§ Exercise goal: For each line below that contains the string "name", copy that line.

§ Information supplied:
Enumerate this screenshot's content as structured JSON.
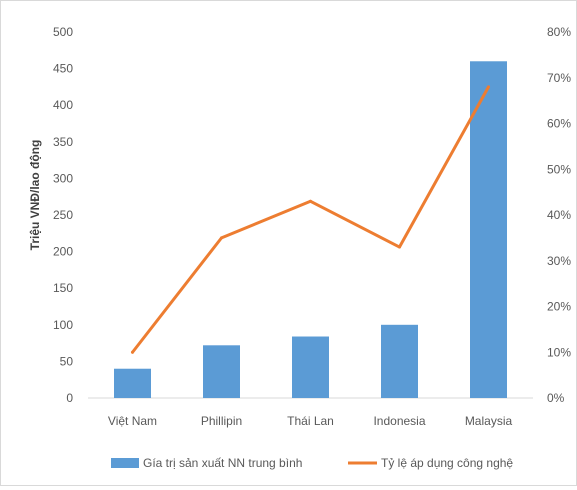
{
  "chart_data": {
    "type": "bar",
    "categories": [
      "Việt Nam",
      "Phillipin",
      "Thái Lan",
      "Indonesia",
      "Malaysia"
    ],
    "series": [
      {
        "name": "Gía trị sản xuất NN trung bình",
        "type": "bar",
        "axis": "left",
        "color": "#5b9bd5",
        "values": [
          40,
          72,
          84,
          100,
          460
        ]
      },
      {
        "name": "Tỷ lệ áp dụng công nghệ",
        "type": "line",
        "axis": "right",
        "color": "#ed7d31",
        "values": [
          0.1,
          0.35,
          0.43,
          0.33,
          0.68
        ]
      }
    ],
    "ylabel": "Triệu VNĐ/lao động",
    "ylim": [
      0,
      500
    ],
    "yticks": [
      "0",
      "50",
      "100",
      "150",
      "200",
      "250",
      "300",
      "350",
      "400",
      "450",
      "500"
    ],
    "y2lim": [
      0,
      0.8
    ],
    "y2ticks": [
      "0%",
      "10%",
      "20%",
      "30%",
      "40%",
      "50%",
      "60%",
      "70%",
      "80%"
    ],
    "grid": false,
    "legend_position": "bottom"
  }
}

§ Written answer:
        "name": "Gía trị sản xuất NN trung bình",
        "name": "Tỷ lệ áp dụng công nghệ",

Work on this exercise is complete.